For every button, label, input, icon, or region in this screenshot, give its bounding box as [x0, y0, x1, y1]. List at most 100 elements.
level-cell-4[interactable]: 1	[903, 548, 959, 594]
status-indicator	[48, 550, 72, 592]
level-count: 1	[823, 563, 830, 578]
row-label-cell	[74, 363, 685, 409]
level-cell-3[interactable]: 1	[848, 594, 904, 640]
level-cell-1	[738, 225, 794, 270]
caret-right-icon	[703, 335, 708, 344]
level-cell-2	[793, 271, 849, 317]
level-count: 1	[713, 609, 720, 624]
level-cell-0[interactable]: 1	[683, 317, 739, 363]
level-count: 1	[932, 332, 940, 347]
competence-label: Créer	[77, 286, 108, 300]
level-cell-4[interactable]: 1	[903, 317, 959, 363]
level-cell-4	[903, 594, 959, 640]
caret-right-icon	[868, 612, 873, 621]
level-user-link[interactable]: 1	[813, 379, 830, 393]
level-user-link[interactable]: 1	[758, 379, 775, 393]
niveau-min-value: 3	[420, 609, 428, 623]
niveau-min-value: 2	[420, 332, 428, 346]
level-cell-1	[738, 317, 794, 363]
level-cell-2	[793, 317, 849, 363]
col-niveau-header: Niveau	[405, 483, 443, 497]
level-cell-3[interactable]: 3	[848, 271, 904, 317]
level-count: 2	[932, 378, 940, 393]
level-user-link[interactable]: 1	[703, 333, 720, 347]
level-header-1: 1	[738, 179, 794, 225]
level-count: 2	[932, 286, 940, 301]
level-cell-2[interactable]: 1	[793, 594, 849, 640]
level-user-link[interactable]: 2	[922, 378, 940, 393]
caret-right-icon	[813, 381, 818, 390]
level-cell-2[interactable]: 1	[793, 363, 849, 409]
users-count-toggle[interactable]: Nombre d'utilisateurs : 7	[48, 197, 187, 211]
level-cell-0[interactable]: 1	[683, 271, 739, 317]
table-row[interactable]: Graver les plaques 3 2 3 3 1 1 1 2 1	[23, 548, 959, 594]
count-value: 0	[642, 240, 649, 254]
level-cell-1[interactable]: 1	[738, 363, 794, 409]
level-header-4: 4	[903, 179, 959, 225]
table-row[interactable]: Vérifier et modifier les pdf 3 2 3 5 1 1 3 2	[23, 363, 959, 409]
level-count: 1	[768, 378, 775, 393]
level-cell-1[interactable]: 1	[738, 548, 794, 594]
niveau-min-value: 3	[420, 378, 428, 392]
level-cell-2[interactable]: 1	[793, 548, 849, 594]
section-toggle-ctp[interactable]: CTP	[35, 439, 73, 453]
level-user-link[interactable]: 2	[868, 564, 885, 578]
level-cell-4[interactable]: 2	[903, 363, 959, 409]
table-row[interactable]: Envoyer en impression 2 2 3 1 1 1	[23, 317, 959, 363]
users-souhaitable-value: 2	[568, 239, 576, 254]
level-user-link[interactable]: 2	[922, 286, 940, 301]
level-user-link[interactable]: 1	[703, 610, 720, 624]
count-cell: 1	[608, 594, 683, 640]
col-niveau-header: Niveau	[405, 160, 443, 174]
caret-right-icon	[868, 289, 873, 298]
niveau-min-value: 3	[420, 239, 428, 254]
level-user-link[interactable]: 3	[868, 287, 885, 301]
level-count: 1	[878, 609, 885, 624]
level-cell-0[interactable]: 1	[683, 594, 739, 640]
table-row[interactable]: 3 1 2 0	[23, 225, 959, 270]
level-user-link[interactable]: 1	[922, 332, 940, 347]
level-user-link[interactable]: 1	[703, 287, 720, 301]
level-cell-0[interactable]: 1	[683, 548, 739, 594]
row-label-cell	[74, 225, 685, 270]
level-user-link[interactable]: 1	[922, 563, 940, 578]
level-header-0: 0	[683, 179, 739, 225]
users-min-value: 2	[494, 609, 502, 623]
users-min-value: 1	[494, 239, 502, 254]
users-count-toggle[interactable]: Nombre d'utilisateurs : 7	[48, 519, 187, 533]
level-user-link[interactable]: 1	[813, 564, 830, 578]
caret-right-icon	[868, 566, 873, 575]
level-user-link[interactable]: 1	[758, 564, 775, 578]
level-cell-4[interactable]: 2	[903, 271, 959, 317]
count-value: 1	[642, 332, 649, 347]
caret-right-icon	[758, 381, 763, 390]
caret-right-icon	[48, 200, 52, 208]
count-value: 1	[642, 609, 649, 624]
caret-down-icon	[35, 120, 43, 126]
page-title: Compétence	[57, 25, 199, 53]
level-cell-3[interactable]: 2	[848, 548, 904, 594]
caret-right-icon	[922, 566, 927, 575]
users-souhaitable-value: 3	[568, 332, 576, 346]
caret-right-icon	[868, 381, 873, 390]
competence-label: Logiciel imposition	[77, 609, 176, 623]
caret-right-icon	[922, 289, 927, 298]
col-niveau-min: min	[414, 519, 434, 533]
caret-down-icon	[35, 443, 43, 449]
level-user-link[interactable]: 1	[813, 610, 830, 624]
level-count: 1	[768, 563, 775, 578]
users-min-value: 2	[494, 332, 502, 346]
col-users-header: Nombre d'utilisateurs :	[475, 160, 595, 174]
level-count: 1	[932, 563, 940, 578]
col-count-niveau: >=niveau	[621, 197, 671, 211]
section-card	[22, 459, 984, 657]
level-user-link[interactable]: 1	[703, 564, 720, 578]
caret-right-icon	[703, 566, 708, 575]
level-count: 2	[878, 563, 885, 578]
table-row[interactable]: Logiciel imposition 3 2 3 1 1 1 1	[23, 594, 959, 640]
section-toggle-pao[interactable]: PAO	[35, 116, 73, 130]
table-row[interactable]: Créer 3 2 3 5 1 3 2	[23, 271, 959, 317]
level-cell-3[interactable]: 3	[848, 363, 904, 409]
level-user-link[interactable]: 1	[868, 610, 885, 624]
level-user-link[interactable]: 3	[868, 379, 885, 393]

> [Aim]: Please report how many lines in the rows above contain the string "right". Give only the number.

> [Complete response]: 11